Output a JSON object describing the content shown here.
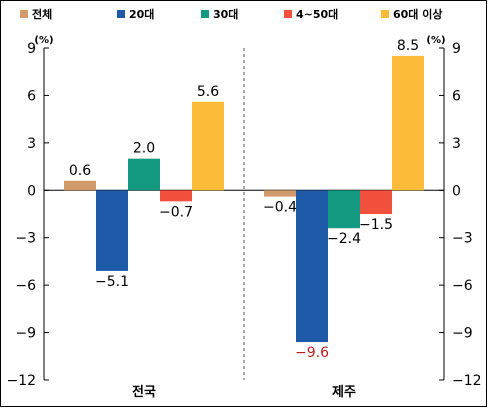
{
  "chart_data": {
    "type": "bar",
    "categories": [
      "전국",
      "제주"
    ],
    "series": [
      {
        "name": "전체",
        "color": "#D09A6A",
        "values": [
          0.6,
          -0.4
        ],
        "labels": [
          "0.6",
          "−0.4"
        ]
      },
      {
        "name": "20대",
        "color": "#1F5AA8",
        "values": [
          -5.1,
          -9.6
        ],
        "labels": [
          "−5.1",
          "−9.6"
        ]
      },
      {
        "name": "30대",
        "color": "#149A80",
        "values": [
          2.0,
          -2.4
        ],
        "labels": [
          "2.0",
          "−2.4"
        ]
      },
      {
        "name": "4~50대",
        "color": "#F0503C",
        "values": [
          -0.7,
          -1.5
        ],
        "labels": [
          "−0.7",
          "−1.5"
        ]
      },
      {
        "name": "60대 이상",
        "color": "#FDBB3A",
        "values": [
          5.6,
          8.5
        ],
        "labels": [
          "5.6",
          "8.5"
        ]
      }
    ],
    "ylim": [
      -12,
      9
    ],
    "yticks": [
      9,
      6,
      3,
      0,
      -3,
      -6,
      -9,
      -12
    ],
    "ytick_labels": [
      "9",
      "6",
      "3",
      "0",
      "−3",
      "−6",
      "−9",
      "−12"
    ],
    "unit_left": "(%)",
    "unit_right": "(%)",
    "legend_position": "top",
    "grid": false,
    "highlight_label_color": "#B02020"
  }
}
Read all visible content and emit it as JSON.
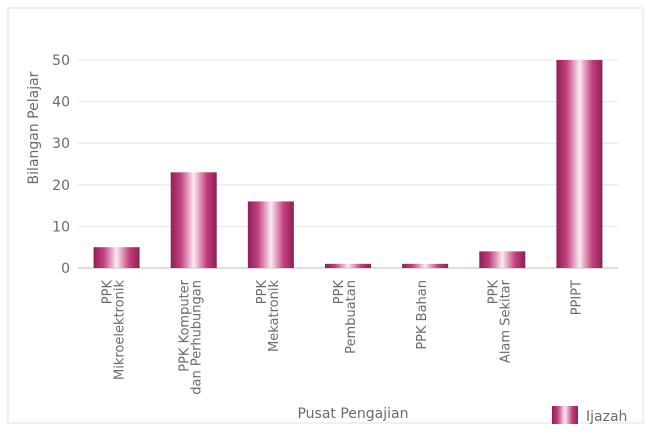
{
  "chart_data": {
    "type": "bar",
    "title": "",
    "xlabel": "Pusat Pengajian",
    "ylabel": "Bilangan Pelajar",
    "ylim": [
      0,
      50
    ],
    "yticks": [
      "0",
      "10",
      "20",
      "30",
      "40",
      "50"
    ],
    "grid": true,
    "legend": "bottom-right",
    "categories": [
      [
        "PPK",
        "Mikroelektronik"
      ],
      [
        "PPK Komputer",
        "dan Perhubungan"
      ],
      [
        "PPK",
        "Mekatronik"
      ],
      [
        "PPK",
        "Pembuatan"
      ],
      [
        "PPK Bahan"
      ],
      [
        "PPK",
        "Alam Sekitar"
      ],
      [
        "PPIPT"
      ]
    ],
    "series": [
      {
        "name": "Ijazah",
        "color": "#b0306f",
        "values": [
          5,
          23,
          16,
          1,
          1,
          4,
          50
        ]
      }
    ]
  }
}
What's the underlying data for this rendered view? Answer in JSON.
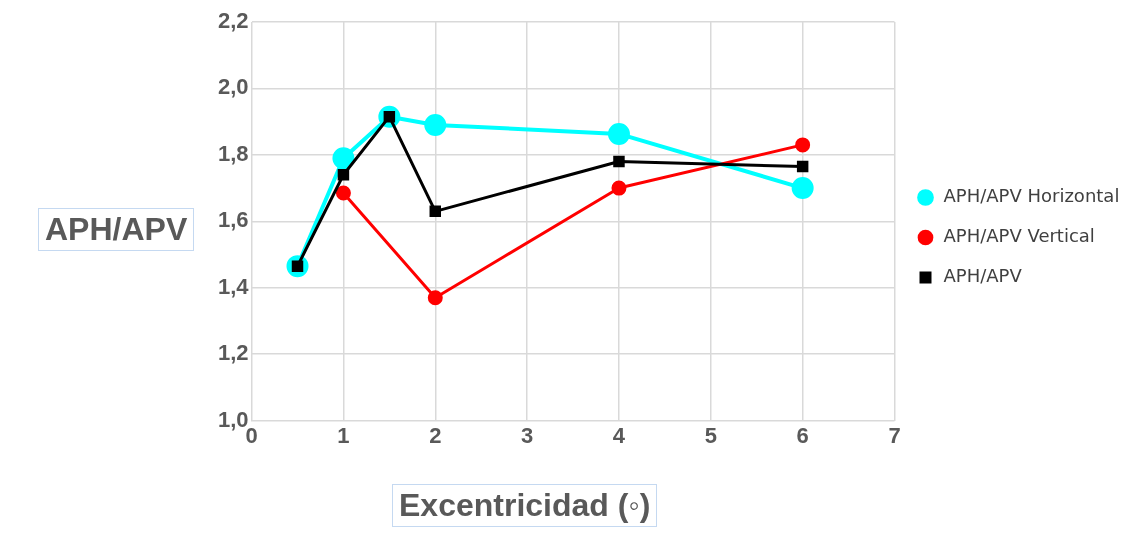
{
  "chart_data": {
    "type": "line",
    "xlabel": "Excentricidad (◦)",
    "ylabel": "APH/APV",
    "xlim": [
      0,
      7
    ],
    "xticks": [
      0,
      1,
      2,
      3,
      4,
      5,
      6,
      7
    ],
    "ylim": [
      1,
      2.2
    ],
    "yticks": [
      {
        "value": 1,
        "label": "1,0"
      },
      {
        "value": 1.2,
        "label": "1,2"
      },
      {
        "value": 1.4,
        "label": "1,4"
      },
      {
        "value": 1.6,
        "label": "1,6"
      },
      {
        "value": 1.8,
        "label": "1,8"
      },
      {
        "value": 2,
        "label": "2,0"
      },
      {
        "value": 2.2,
        "label": "2,2"
      }
    ],
    "grid": true,
    "legend": "right",
    "series": [
      {
        "name": "APH/APV Horizontal",
        "color": "#00ffff",
        "marker": "circle",
        "x": [
          0.5,
          1,
          1.5,
          2,
          4,
          6
        ],
        "values": [
          1.465,
          1.79,
          1.915,
          1.89,
          1.863,
          1.7
        ]
      },
      {
        "name": "APH/APV Vertical",
        "color": "#ff0000",
        "marker": "circle",
        "x": [
          1,
          2,
          4,
          6
        ],
        "values": [
          1.685,
          1.37,
          1.7,
          1.83
        ]
      },
      {
        "name": "APH/APV",
        "color": "#000000",
        "marker": "square",
        "x": [
          0.5,
          1,
          1.5,
          2,
          4,
          6
        ],
        "values": [
          1.465,
          1.74,
          1.915,
          1.63,
          1.78,
          1.765
        ]
      }
    ]
  }
}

*AIM*.
Show every line of the records above that contains the word "name".

*WRITTEN ANSWER*.
        "name": "전체",
        "name": "20대",
        "name": "30대",
        "name": "4~50대",
        "name": "60대 이상",
        "name": "Ijazah",
        "name": "APH/APV Horizontal",
        "name": "APH/APV Vertical",
        "name": "APH/APV",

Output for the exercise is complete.